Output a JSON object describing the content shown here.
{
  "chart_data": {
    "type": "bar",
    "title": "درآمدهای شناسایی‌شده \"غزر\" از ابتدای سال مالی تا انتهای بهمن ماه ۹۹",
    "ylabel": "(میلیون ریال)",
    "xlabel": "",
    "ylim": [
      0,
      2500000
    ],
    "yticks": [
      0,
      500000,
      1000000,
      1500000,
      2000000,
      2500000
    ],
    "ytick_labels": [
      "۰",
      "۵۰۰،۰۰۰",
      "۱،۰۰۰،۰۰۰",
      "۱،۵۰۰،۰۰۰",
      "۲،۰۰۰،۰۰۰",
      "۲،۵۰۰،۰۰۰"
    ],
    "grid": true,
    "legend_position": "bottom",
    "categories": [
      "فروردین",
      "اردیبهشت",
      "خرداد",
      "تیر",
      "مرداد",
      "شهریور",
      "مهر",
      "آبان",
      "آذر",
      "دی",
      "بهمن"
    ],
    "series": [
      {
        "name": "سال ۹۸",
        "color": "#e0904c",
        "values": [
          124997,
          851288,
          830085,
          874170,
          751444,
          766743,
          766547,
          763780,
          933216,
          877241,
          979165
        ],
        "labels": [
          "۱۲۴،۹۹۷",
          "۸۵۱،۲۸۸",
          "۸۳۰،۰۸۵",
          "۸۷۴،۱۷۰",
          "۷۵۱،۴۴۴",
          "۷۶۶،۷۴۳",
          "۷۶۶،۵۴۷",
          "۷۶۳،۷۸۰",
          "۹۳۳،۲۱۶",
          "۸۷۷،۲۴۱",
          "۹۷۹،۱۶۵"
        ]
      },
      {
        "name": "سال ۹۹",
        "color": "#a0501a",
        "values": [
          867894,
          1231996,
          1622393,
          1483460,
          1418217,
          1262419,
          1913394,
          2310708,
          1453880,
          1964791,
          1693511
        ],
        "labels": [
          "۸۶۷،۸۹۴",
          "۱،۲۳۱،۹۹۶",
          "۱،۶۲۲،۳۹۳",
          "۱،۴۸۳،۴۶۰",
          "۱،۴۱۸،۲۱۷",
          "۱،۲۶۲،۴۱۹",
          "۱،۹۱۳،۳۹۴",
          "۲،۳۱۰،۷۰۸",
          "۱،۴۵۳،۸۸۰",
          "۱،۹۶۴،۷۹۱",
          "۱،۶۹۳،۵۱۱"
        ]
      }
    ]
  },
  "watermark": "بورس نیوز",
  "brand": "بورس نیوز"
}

------------------------

_PROBLEM TO WORK ON_
From the data above, gather every line that includes the word "نیوز".

_EXERCISE RESULT_
  "watermark": "بورس نیوز",
  "brand": "بورس نیوز"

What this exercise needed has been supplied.